-------- Source passage --------

1813 July 28th. Born in Edinburgh, the third of nine children of Janet Mckay and Thomas Newlands, a ropemaker.

After studying mathematics and natural philosophy at the University of Edinburgh, Newlands became apprenticed (c. 1827) to Edinburgh Corporation architect, Thomas Brown, and then worked for Professor Low of the University's school of agriculture.

1845 Married and was widowed in 1848 and never remarried, living in his later years with his sister, Jessie.

He made a careful and exact survey of Liverpool and its surroundings, involving somewhere about 3,000 geodetical observations, and resulting in the construction of a contour map of the town and its neighbourhood, on a scale of one inch to 20 feet (6.1 m). From this elaborate survey Newlands proceeded to lay down a comprehensive system of outlet and contributory sewers, and main and subsidiary drains, to an aggregate extent of nearly 300 miles (480 km). The details of this projected system he presented to the Corporation in April 1848.

In July 1848 James Newlands' sewer construction programme began, and over the next 11 years 86 miles (138 km) of new sewers were built. Between 1856 and 1862 another 58 miles (93 km) were added. This programme was completed in 1869. Before the sewers were built, life expectancy in Liverpool was 19 years, and by the time Newlands retired it had more than doubled.

1861 Living at 4 Duke Street, Liverpool: James Newlands (age 47 born Edinburgh), Civil Engineer. Borough Engineer of Liverpool. Widower. With his brother Alexander Newlands (age 37 born Edinburgh), Ship Master. Single. Two servants.[1]

1871 July 15th. Died.


1872 Obituary [2]

MR. JAMES NEWLANDS was born on the 28th of July, 1813, at Edinburgh, where his father carried on business as a rope manufacturer.

--------

_Stated problem_. Repeat word for word the stretch of the James Newlands biography from "1813 July 28th." through "his sister, Jessie.". The material that comes next plays no part in this work.

-------- Information supplied --------

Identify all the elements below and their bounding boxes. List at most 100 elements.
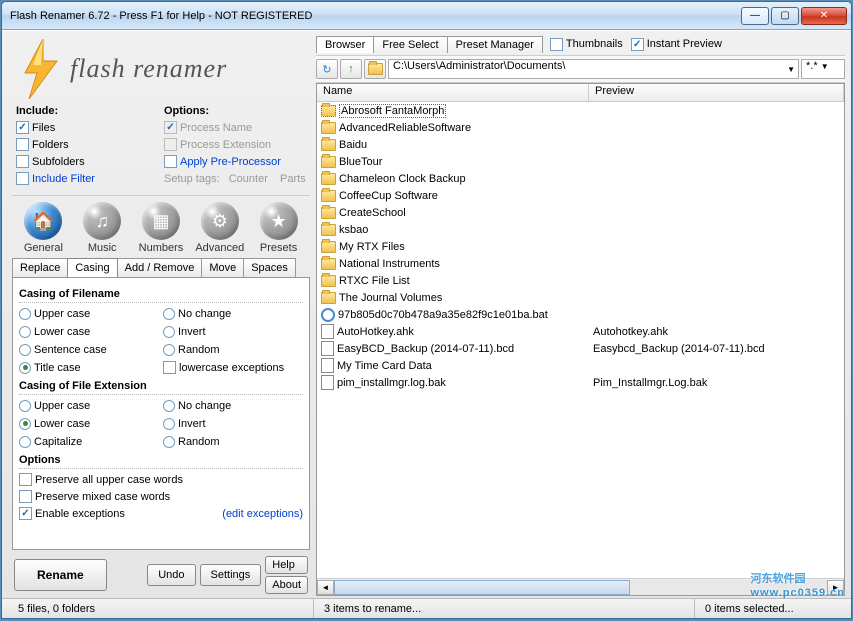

--------

_Exercise output_.
1813 July 28th. Born in Edinburgh, the third of nine children of Janet Mckay and Thomas Newlands, a ropemaker.

After studying mathematics and natural philosophy at the University of Edinburgh, Newlands became apprenticed (c. 1827) to Edinburgh Corporation architect, Thomas Brown, and then worked for Professor Low of the University's school of agriculture.

1845 Married and was widowed in 1848 and never remarried, living in his later years with his sister, Jessie.